## start Given information
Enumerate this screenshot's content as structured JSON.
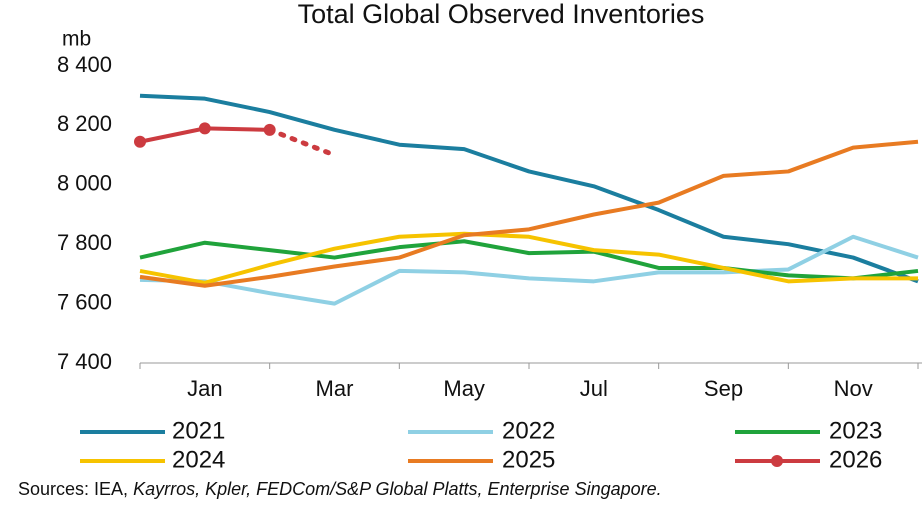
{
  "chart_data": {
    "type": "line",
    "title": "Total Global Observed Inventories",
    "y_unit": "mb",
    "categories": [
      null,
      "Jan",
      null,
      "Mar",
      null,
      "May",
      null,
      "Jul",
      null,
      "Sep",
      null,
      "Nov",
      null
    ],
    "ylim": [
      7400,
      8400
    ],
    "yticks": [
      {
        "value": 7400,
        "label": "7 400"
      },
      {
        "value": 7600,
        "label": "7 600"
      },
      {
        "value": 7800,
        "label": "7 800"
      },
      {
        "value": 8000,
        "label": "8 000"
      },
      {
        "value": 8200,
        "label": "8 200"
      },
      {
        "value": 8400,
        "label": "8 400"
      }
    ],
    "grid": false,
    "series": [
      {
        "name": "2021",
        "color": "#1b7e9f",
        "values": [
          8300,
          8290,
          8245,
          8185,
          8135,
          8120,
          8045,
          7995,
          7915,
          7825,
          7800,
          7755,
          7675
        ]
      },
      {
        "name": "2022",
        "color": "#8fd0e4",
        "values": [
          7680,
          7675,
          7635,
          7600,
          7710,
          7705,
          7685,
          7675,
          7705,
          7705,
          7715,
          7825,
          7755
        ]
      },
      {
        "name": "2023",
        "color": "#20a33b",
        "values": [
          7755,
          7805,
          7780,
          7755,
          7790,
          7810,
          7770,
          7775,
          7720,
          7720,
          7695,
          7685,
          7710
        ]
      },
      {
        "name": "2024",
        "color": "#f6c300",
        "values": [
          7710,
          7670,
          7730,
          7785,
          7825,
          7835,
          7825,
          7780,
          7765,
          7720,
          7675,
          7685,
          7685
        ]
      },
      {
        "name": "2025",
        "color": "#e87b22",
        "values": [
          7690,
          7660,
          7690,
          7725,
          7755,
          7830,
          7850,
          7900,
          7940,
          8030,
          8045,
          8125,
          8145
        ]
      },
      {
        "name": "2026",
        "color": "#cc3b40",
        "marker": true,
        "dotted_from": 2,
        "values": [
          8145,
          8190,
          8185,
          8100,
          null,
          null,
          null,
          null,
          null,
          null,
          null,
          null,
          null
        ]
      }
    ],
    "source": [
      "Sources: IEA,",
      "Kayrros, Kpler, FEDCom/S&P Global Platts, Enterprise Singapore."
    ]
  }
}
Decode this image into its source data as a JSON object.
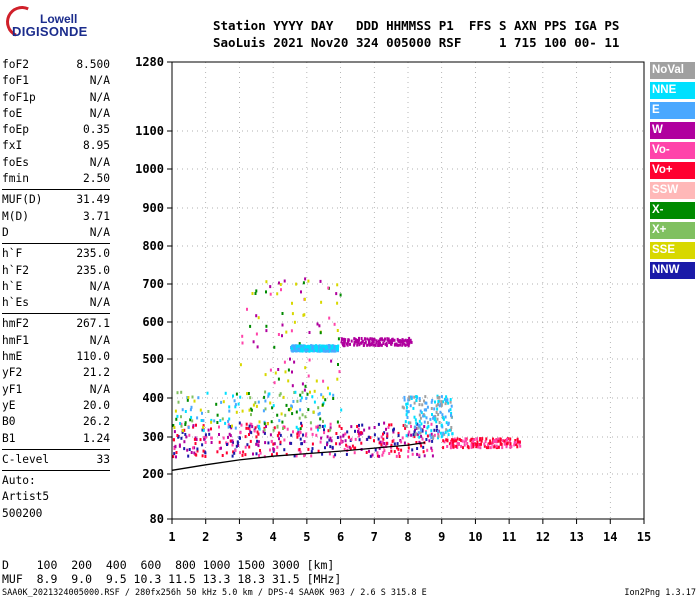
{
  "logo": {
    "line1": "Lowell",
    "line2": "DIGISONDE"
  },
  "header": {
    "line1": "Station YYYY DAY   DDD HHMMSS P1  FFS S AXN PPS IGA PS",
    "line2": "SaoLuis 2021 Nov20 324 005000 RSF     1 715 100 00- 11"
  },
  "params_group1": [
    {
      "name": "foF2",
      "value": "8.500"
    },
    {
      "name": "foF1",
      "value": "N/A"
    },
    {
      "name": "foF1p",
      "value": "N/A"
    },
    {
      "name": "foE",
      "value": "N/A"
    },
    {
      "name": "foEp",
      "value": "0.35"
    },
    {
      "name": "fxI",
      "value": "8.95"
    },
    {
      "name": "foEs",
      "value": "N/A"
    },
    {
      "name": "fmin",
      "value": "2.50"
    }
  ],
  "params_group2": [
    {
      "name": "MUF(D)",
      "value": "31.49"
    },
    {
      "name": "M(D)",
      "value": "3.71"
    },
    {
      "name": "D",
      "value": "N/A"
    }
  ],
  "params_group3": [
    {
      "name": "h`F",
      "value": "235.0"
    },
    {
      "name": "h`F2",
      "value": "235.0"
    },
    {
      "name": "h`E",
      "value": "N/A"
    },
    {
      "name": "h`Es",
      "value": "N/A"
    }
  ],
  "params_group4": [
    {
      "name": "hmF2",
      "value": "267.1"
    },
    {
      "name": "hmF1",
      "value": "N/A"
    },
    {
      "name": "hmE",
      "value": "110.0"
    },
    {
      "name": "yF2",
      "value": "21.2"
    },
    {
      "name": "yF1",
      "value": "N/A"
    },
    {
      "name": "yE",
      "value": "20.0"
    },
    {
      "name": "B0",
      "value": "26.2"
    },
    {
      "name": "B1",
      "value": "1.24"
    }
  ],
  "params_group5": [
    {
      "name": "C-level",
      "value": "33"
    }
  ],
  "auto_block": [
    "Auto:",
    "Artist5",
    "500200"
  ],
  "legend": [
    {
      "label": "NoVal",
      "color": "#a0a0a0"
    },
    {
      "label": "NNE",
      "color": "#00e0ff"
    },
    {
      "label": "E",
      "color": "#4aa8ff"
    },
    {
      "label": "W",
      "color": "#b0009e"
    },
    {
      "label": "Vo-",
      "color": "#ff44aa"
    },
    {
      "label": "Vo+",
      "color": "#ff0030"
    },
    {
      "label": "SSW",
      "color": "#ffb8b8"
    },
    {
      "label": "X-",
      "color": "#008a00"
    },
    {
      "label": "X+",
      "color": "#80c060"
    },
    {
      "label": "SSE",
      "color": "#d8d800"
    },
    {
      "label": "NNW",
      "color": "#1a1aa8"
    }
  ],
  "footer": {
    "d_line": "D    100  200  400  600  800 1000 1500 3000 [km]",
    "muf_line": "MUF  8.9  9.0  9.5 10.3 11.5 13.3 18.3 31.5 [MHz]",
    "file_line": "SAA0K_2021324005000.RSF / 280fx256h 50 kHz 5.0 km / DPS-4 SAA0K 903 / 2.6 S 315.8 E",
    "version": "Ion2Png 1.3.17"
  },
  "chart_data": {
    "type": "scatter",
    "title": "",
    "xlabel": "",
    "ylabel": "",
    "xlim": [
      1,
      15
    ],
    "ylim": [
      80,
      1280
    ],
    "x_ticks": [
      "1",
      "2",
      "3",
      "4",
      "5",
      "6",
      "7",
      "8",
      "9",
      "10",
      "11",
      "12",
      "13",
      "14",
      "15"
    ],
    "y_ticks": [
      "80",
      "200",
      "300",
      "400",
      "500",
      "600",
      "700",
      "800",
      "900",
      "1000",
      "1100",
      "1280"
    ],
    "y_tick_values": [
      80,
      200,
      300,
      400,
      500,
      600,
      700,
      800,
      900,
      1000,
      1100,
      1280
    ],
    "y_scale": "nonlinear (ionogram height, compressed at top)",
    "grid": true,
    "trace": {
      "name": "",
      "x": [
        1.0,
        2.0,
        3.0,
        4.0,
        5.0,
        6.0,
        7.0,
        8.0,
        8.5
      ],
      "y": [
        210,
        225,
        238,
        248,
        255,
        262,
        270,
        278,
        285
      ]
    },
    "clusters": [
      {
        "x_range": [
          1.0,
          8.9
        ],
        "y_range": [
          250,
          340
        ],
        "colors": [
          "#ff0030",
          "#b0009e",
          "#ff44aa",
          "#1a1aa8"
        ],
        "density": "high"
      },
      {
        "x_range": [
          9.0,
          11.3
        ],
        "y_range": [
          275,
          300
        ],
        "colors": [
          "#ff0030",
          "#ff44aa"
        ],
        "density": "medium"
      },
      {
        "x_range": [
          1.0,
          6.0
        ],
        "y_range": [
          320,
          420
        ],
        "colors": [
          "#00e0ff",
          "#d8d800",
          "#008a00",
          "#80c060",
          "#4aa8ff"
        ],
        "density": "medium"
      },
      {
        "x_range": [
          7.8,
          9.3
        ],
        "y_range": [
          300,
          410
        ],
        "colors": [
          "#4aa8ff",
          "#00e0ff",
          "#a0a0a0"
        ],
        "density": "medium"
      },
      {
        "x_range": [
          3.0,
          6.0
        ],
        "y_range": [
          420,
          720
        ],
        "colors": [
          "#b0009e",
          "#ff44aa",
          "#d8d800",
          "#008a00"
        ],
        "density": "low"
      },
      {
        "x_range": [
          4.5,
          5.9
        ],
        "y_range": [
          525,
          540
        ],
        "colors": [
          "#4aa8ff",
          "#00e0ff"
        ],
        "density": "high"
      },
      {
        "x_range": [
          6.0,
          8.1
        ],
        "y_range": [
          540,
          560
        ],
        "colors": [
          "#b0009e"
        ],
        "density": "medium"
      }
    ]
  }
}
## end Given information
Using the listing above, show every line that includes the string "title".

### Response to the exercise
    "title": "Total Global Observed Inventories",
    "title": "",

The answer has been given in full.